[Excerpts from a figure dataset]

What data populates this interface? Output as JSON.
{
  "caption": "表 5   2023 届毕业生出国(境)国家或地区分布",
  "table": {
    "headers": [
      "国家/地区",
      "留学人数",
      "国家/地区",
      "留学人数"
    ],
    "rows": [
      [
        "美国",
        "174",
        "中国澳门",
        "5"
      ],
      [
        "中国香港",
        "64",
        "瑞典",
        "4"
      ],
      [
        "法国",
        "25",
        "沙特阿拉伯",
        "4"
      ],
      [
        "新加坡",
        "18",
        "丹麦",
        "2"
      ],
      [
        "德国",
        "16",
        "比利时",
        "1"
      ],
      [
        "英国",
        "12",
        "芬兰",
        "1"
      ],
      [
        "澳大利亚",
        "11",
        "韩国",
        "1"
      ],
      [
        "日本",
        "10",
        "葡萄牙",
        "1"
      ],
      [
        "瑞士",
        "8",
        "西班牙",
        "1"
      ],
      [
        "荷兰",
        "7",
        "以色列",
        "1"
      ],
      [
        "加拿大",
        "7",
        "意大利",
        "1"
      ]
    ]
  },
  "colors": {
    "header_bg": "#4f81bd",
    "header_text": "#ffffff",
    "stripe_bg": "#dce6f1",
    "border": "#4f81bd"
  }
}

# Stated goal
Repeat all the entries exactly as given.

# Answer to the exercise
What data populates this interface? Output as JSON.
{
  "caption": "表 5   2023 届毕业生出国(境)国家或地区分布",
  "table": {
    "headers": [
      "国家/地区",
      "留学人数",
      "国家/地区",
      "留学人数"
    ],
    "rows": [
      [
        "美国",
        "174",
        "中国澳门",
        "5"
      ],
      [
        "中国香港",
        "64",
        "瑞典",
        "4"
      ],
      [
        "法国",
        "25",
        "沙特阿拉伯",
        "4"
      ],
      [
        "新加坡",
        "18",
        "丹麦",
        "2"
      ],
      [
        "德国",
        "16",
        "比利时",
        "1"
      ],
      [
        "英国",
        "12",
        "芬兰",
        "1"
      ],
      [
        "澳大利亚",
        "11",
        "韩国",
        "1"
      ],
      [
        "日本",
        "10",
        "葡萄牙",
        "1"
      ],
      [
        "瑞士",
        "8",
        "西班牙",
        "1"
      ],
      [
        "荷兰",
        "7",
        "以色列",
        "1"
      ],
      [
        "加拿大",
        "7",
        "意大利",
        "1"
      ]
    ]
  },
  "colors": {
    "header_bg": "#4f81bd",
    "header_text": "#ffffff",
    "stripe_bg": "#dce6f1",
    "border": "#4f81bd"
  }
}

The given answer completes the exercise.